Automating Your AWS Inventory with Python and Boto3

Manually clicking through the AWS console to gather this information is tedious and error-prone. You can automate a significant portion of this inventory process using Python's boto3 library. The script below provides a starting point for gathering information about key services.

Prerequisites:

  1. Install Python: Ensure you have Python 3.6+ installed.
  2. Install Boto3: Run pip install boto3 pandas.
  3. Configure AWS Credentials: Configure your AWS CLI with credentials that have sufficient read-only permissions (e.g., ReadOnlyAccess IAM policy) for the services you want to inventory. You can do this by running aws configure.
    import boto3
    import pandas as pd
    from botocore.exceptions import ClientError
    import logging

    # Configure logging
    logging.basicConfig(level=logging.INFO, format='%(asctime)s - %(levelname)s - %(message)s')

    def get_aws_regions():
        """Gets a list of all available AWS regions."""
        ec2 = boto3.client('ec2', region_name='us-east-1')
        try:
            regions = [region['RegionName'] for region in ec2.describe_regions()['Regions']]
            logging.info(f"Found {len(regions)} AWS regions.")

| Job A |
Please answer these questions about the AWS inventory text:
(i) What Python version must be installed?
(ii) What command installs the required libraries?
(iii) What region name is passed when the EC2 client is created in get_aws_regions?

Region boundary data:
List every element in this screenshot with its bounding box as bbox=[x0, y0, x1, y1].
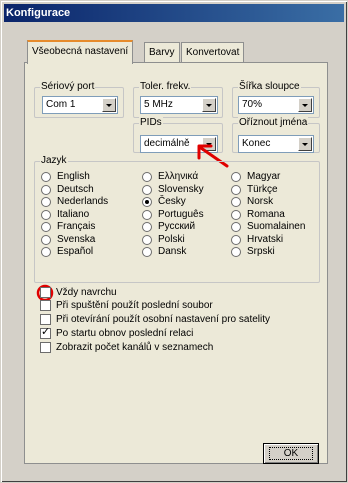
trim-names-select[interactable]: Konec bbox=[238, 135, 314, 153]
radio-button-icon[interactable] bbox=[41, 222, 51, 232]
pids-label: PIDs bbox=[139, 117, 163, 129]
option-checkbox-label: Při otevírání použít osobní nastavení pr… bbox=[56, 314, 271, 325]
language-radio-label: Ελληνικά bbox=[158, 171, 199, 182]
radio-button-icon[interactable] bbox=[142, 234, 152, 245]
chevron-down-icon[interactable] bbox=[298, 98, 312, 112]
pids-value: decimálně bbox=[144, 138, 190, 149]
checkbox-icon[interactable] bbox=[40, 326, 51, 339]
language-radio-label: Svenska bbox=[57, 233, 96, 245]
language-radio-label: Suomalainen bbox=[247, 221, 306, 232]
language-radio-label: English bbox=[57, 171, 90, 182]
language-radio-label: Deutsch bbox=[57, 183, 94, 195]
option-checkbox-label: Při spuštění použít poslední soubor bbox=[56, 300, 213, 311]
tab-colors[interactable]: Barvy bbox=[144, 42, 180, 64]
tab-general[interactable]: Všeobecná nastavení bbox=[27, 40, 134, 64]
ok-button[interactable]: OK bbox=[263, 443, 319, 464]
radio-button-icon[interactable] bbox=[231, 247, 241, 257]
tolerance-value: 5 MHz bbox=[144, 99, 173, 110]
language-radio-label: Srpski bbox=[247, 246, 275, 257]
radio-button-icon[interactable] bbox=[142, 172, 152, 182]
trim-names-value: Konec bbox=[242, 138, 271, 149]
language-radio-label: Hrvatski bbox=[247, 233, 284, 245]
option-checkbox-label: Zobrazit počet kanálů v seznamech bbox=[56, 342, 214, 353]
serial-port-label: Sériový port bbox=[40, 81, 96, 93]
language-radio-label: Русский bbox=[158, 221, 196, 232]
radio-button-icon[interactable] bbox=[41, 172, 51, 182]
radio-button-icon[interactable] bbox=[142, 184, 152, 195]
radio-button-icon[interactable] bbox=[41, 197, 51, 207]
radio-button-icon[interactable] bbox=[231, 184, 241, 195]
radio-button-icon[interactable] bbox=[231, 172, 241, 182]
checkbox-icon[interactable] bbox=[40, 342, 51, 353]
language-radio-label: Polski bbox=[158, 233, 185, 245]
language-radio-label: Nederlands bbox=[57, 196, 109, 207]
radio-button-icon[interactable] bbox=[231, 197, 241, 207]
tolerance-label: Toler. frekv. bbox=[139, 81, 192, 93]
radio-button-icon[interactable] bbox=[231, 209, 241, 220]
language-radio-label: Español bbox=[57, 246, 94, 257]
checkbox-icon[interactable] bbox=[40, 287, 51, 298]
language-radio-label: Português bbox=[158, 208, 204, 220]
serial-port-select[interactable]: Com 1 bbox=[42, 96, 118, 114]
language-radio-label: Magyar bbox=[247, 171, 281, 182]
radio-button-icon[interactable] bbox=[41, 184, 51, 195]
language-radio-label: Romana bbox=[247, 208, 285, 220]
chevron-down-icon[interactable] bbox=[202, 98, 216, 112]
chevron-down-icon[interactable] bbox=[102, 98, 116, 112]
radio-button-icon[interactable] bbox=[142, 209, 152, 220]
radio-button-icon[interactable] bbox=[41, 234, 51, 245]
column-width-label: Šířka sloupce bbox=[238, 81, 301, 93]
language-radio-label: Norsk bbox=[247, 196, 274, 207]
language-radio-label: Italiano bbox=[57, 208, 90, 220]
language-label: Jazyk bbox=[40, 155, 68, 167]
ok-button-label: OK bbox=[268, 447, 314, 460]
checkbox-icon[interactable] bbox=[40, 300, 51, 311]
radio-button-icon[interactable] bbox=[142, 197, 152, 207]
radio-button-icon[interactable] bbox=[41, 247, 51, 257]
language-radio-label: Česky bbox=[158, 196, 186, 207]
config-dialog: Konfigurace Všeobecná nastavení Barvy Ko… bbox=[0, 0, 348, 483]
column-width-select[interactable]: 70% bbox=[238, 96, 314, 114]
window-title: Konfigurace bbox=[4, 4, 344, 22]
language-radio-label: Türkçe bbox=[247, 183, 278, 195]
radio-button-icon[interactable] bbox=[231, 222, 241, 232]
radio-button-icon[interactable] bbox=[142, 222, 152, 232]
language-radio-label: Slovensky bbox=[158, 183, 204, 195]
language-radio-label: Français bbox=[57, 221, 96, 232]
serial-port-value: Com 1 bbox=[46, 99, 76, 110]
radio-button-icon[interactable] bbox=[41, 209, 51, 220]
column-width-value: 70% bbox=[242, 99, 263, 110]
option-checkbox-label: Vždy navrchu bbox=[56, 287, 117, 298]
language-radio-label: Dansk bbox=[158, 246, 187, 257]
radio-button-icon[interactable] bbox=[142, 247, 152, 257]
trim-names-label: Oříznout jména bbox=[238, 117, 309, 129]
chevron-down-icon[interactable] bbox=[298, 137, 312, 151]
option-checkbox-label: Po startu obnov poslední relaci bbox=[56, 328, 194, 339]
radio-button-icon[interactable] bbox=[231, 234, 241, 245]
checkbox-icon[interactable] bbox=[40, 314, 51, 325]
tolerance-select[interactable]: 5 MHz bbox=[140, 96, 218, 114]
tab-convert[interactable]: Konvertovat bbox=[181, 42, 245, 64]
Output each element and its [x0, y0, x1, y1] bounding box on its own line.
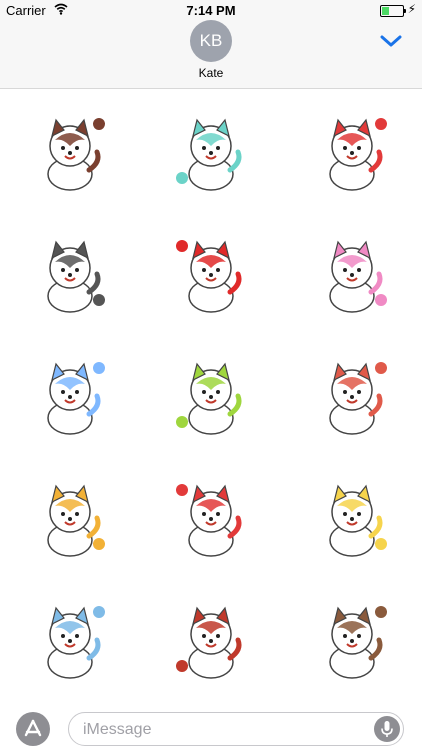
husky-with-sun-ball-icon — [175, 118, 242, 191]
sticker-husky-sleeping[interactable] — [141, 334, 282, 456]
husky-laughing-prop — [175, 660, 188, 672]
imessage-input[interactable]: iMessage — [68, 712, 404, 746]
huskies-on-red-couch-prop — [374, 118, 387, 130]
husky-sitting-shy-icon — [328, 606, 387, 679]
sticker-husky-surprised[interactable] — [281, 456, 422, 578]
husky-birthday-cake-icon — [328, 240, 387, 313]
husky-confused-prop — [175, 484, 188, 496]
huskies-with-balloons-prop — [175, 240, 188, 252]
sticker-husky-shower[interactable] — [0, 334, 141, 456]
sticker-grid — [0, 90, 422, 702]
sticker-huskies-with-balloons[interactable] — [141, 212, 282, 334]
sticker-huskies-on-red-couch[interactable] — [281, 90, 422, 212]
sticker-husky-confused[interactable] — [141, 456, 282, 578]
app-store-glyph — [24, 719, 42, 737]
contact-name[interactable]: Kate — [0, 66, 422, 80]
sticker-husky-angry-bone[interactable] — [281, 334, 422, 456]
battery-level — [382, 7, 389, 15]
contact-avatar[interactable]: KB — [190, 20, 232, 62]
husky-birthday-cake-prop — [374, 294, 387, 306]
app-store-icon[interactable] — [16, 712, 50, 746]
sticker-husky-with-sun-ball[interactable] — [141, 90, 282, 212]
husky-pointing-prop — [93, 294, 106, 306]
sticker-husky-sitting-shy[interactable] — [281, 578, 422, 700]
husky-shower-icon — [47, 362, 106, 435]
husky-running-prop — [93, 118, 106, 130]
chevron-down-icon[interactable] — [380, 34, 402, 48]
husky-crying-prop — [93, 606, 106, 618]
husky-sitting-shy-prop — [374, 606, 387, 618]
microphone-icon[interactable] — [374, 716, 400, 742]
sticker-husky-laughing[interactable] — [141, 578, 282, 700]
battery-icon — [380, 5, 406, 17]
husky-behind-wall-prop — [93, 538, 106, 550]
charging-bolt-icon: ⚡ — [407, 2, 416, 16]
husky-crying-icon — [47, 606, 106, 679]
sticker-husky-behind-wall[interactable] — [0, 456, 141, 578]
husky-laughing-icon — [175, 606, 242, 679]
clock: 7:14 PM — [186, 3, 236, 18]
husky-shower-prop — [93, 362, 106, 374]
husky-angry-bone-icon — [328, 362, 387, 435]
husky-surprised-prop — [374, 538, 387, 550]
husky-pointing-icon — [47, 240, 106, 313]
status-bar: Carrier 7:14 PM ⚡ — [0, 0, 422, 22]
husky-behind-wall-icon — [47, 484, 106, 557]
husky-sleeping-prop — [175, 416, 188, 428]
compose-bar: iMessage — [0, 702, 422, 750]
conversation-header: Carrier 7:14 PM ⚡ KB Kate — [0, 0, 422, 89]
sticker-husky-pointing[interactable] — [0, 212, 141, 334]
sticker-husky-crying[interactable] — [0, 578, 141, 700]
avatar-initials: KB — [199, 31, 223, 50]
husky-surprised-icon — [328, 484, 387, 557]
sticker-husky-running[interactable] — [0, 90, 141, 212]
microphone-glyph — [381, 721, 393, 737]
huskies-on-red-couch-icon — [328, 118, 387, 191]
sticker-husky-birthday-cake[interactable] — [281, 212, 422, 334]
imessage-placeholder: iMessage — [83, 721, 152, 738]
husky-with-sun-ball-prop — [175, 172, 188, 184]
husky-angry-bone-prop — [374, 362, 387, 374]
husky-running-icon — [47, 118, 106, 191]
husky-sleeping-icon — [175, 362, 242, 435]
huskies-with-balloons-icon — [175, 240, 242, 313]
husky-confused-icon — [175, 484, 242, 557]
* * *
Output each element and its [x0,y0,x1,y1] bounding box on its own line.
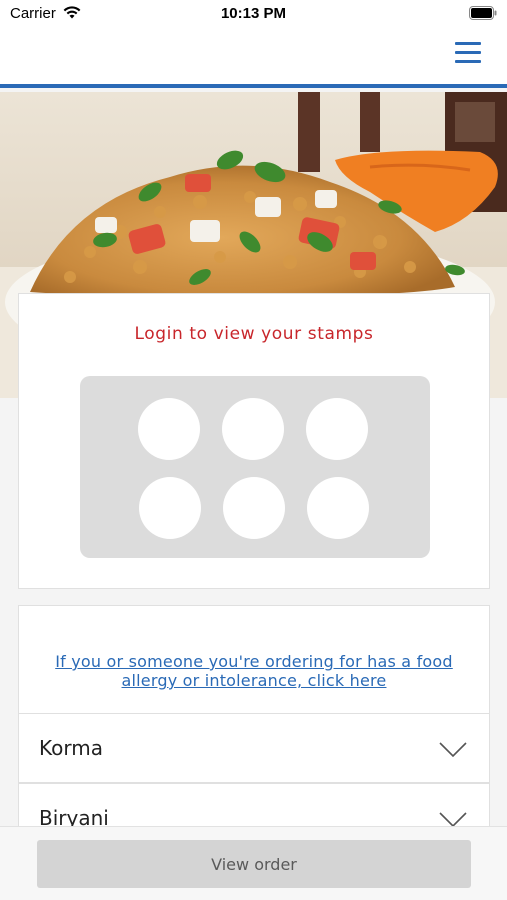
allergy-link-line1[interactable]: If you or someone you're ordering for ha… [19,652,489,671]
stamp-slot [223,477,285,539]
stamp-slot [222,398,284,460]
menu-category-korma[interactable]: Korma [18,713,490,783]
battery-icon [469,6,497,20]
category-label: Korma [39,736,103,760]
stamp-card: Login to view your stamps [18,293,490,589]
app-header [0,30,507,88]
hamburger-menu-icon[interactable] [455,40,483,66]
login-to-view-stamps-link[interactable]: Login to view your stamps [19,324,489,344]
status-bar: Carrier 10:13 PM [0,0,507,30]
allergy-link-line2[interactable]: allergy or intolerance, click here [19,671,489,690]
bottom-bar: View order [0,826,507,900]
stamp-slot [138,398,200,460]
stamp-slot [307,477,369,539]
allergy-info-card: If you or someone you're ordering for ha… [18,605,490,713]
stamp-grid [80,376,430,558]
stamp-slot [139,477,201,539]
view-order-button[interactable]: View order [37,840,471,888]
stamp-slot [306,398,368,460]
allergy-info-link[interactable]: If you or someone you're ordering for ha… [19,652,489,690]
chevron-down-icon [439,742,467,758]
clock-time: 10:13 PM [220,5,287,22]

| Job B |
Arrange the records from the line with "husky-with-sun-ball-icon — [175, 118, 242, 191]" up to and including the line with "imessage-input[interactable]: iMessage —" as a Markdown table with the columns Number and Record line, leaving out blank lines.

| Full answer A |
(i) Python 3.6+
(ii) pip install boto3 pandas
(iii) us-east-1

| Full answer B |
| Number | Record line |
|---|---|
| 1 | husky-with-sun-ball-icon — [175, 118, 242, 191] |
| 2 | sticker-husky-sleeping[interactable] — [141, 334, 282, 456] |
| 3 | husky-laughing-prop — [175, 660, 188, 672] |
| 4 | imessage-input[interactable]: iMessage — [68, 712, 404, 746] |